◆ DIRECTIONS: Return each line containing "chevron".
◆ ◆ ◆ ◆
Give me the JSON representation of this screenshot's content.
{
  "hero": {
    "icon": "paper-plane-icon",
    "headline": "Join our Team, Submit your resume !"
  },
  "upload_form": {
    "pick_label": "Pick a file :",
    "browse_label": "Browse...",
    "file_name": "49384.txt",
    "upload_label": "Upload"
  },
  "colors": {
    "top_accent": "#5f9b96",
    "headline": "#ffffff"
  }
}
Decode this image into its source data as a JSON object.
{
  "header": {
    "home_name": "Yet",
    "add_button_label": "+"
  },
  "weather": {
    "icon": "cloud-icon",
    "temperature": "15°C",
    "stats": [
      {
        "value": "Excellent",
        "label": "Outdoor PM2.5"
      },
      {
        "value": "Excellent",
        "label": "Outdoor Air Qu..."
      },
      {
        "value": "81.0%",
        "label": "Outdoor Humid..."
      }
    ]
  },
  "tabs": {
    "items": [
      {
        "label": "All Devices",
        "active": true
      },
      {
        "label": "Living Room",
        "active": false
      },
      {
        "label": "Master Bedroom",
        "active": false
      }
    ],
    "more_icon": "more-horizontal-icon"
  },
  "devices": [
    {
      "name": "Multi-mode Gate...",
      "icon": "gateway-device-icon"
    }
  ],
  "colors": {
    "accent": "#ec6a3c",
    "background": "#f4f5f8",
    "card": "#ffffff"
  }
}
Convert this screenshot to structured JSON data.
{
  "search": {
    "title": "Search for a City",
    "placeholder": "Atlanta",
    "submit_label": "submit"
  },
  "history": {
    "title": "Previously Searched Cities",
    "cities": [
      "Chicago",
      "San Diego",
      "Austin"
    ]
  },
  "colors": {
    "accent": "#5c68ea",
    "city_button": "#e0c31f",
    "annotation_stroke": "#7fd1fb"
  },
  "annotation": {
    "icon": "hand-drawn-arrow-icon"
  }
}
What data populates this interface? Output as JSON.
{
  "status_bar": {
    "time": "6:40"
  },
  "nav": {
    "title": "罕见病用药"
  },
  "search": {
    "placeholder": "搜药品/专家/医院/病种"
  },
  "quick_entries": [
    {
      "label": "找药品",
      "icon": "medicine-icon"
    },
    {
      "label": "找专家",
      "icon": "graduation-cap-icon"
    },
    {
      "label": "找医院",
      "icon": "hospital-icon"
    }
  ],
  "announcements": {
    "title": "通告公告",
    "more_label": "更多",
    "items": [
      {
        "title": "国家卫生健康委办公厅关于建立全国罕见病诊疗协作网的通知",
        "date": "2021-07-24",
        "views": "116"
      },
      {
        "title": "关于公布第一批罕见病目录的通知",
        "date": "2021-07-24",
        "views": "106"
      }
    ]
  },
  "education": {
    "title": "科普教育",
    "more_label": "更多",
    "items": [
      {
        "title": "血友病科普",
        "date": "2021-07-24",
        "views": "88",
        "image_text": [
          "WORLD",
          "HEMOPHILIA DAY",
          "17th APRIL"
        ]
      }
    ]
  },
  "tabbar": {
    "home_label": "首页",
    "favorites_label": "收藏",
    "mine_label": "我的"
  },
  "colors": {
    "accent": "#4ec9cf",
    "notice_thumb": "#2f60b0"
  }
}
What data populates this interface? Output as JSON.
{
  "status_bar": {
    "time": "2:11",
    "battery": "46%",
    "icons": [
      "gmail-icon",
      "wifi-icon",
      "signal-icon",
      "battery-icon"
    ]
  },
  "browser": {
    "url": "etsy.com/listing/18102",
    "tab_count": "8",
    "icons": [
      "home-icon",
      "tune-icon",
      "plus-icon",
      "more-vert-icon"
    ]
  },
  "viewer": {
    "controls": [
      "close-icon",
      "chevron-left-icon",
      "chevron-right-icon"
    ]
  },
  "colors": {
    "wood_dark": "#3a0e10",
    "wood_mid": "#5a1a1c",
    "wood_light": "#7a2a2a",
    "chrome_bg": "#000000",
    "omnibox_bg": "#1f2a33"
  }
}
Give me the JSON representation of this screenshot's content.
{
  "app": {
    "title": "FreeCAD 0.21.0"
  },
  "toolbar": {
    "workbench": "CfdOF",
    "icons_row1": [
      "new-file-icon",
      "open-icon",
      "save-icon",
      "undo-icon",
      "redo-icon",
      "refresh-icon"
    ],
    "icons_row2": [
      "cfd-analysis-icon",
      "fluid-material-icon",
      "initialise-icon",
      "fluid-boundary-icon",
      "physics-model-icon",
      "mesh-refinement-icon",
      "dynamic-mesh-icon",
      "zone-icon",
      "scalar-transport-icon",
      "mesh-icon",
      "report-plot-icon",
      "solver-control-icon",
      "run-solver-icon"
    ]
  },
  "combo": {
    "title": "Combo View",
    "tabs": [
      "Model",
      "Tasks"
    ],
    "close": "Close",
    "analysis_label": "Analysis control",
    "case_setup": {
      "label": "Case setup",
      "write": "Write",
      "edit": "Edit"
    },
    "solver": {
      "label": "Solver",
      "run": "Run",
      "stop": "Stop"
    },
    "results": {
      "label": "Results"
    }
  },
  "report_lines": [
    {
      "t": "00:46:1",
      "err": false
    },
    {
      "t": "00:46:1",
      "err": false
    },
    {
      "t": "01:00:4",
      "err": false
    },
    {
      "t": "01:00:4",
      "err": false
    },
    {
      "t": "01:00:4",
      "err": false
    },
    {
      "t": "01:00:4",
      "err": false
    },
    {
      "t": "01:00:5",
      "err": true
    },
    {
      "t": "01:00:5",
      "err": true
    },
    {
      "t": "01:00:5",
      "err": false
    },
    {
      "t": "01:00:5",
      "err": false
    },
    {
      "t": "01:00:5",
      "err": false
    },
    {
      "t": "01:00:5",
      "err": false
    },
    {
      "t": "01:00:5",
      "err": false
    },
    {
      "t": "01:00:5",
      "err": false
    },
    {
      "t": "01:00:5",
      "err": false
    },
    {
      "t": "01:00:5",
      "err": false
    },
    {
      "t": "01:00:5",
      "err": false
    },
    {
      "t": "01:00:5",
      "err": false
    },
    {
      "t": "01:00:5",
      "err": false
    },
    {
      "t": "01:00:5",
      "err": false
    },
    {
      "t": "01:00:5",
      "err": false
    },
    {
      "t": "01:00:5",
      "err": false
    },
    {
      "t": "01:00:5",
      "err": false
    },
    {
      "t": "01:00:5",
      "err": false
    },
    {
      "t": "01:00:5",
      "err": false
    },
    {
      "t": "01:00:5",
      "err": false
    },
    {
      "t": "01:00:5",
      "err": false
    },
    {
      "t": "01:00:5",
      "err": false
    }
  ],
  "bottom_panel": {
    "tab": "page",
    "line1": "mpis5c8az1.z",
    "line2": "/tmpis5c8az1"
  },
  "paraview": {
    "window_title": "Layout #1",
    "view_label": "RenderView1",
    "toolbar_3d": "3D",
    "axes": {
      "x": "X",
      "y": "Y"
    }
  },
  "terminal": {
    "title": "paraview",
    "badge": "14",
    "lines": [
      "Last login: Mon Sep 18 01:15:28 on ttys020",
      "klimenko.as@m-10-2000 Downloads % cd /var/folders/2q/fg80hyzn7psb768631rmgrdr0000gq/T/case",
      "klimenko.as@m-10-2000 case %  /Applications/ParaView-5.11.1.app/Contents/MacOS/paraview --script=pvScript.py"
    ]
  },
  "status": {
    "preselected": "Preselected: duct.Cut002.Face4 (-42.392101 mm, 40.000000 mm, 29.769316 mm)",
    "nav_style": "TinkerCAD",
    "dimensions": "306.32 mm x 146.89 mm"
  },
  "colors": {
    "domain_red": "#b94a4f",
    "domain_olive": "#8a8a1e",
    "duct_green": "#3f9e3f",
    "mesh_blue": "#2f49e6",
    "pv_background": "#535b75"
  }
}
◆ ◆ ◆ ◆
◆ FINAL RESULT:
      "chevron-left-icon",
      "chevron-right-icon"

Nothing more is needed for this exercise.